= WORK TO DO =
Determine which lines contain the word "Narodowej", then copy those lines.
-------- EXERCISE DATA --------
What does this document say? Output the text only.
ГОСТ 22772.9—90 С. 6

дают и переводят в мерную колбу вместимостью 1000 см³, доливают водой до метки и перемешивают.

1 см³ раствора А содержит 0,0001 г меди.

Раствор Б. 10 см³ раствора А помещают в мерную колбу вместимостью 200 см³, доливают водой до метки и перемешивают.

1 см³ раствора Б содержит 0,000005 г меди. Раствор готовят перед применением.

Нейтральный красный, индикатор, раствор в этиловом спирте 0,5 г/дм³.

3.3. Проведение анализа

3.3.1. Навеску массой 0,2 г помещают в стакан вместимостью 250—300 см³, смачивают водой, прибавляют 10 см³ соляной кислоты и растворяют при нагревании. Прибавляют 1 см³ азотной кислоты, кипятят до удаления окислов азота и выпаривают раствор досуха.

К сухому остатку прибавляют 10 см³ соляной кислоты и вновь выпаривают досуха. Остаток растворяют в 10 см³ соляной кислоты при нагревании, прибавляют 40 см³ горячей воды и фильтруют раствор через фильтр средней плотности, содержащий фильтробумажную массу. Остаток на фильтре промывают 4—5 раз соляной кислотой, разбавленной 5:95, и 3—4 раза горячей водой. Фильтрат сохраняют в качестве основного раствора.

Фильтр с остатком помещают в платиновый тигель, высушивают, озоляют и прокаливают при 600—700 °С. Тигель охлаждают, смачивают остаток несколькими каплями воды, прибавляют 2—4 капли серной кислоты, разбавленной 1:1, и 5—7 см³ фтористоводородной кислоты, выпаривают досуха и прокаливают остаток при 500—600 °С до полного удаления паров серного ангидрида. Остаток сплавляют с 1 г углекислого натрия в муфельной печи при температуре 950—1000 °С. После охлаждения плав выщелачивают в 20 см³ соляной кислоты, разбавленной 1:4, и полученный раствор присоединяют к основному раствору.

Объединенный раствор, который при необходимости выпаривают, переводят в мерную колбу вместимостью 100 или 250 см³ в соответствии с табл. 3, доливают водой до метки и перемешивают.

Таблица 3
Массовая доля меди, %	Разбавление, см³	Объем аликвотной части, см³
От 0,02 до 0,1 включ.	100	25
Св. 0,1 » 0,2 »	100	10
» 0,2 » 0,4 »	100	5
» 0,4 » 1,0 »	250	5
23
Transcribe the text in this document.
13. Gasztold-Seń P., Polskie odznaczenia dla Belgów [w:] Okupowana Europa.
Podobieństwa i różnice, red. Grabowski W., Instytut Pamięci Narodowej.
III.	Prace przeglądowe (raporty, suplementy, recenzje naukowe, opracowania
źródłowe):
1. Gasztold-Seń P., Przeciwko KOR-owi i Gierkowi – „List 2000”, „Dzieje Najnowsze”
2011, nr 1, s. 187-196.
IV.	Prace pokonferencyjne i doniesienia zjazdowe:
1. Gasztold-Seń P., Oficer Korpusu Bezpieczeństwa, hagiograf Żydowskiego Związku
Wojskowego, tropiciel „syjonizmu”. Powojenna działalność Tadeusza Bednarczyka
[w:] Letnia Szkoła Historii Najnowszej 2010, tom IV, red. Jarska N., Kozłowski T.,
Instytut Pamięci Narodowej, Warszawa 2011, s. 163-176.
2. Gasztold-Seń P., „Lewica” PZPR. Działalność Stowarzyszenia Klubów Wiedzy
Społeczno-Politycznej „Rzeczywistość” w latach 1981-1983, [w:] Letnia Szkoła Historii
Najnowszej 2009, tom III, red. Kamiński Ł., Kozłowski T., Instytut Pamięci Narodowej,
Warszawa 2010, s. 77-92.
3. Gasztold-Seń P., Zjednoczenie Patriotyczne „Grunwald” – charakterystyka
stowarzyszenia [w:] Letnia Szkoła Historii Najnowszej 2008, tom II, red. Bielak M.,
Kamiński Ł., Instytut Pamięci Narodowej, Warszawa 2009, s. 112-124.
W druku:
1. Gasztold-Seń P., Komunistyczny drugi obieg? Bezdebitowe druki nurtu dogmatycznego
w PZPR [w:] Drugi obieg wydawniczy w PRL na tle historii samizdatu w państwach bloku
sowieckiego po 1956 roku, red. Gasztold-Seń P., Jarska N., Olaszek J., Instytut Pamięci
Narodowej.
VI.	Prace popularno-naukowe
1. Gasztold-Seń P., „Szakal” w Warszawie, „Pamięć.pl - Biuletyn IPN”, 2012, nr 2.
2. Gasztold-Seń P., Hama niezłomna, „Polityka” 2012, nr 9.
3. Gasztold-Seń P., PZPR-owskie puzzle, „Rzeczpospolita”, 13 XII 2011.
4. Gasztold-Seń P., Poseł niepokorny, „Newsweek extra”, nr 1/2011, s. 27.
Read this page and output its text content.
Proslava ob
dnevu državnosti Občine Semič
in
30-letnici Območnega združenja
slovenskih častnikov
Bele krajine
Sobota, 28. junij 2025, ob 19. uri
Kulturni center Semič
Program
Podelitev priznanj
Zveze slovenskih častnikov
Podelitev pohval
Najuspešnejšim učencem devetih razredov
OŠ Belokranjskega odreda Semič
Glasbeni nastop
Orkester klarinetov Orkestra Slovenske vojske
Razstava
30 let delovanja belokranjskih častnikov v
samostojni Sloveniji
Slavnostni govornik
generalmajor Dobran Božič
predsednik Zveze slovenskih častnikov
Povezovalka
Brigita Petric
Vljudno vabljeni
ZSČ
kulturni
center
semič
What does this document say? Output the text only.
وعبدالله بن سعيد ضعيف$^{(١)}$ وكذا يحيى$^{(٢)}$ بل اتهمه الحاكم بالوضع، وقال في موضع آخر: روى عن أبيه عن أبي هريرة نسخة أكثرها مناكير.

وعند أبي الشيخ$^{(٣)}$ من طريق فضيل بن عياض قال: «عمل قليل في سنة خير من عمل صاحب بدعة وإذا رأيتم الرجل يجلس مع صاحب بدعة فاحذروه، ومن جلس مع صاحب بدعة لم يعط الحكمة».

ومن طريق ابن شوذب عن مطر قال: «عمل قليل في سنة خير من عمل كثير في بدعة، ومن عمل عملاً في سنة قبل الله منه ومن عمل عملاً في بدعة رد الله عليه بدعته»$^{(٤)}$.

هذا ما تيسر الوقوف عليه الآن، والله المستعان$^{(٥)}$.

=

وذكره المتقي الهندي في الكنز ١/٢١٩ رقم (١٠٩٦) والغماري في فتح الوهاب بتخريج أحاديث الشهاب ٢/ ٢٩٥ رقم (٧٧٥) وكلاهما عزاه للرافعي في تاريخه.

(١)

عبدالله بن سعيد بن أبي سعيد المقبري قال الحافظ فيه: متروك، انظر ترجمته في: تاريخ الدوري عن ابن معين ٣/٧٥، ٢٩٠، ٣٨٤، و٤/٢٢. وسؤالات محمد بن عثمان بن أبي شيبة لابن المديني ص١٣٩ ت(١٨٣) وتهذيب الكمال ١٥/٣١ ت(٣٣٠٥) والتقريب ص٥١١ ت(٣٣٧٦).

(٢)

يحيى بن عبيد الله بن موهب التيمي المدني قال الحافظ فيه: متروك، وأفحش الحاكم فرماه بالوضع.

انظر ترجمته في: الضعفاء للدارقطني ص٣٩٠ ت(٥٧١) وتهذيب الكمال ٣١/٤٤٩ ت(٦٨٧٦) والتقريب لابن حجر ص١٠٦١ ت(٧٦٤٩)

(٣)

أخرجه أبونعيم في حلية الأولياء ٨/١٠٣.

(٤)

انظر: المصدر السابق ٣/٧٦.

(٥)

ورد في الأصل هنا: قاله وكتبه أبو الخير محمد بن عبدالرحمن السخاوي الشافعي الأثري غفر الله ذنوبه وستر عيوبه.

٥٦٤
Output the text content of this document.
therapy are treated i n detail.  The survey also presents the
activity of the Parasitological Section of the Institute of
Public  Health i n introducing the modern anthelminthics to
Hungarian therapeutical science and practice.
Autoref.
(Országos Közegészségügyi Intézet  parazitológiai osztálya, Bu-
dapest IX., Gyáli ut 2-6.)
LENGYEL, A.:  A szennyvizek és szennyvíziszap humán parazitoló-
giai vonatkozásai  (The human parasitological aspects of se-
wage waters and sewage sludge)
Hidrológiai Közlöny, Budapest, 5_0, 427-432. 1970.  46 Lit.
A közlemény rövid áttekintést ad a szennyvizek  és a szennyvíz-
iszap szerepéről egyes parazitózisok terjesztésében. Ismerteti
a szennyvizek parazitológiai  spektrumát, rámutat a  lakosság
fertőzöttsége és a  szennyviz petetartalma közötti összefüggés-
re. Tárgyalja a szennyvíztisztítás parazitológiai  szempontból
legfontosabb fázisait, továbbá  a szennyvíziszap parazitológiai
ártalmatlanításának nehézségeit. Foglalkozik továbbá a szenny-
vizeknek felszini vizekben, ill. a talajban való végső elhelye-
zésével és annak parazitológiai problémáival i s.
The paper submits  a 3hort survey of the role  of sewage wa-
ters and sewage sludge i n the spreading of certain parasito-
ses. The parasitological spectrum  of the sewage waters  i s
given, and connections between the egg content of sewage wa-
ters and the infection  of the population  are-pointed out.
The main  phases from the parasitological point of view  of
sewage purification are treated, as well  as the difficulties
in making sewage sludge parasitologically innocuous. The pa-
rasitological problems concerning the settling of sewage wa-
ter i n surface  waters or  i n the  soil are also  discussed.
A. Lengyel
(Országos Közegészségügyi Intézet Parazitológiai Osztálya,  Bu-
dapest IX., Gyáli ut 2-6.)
--------
= PROBLEM SOLUTION =
Podobieństwa i różnice, red. Grabowski W., Instytut Pamięci Narodowej.
Instytut Pamięci Narodowej, Warszawa 2011, s. 163-176.
Najnowszej 2009, tom III, red. Kamiński Ł., Kozłowski T., Instytut Pamięci Narodowej,
Kamiński Ł., Instytut Pamięci Narodowej, Warszawa 2009, s. 112-124.
Narodowej.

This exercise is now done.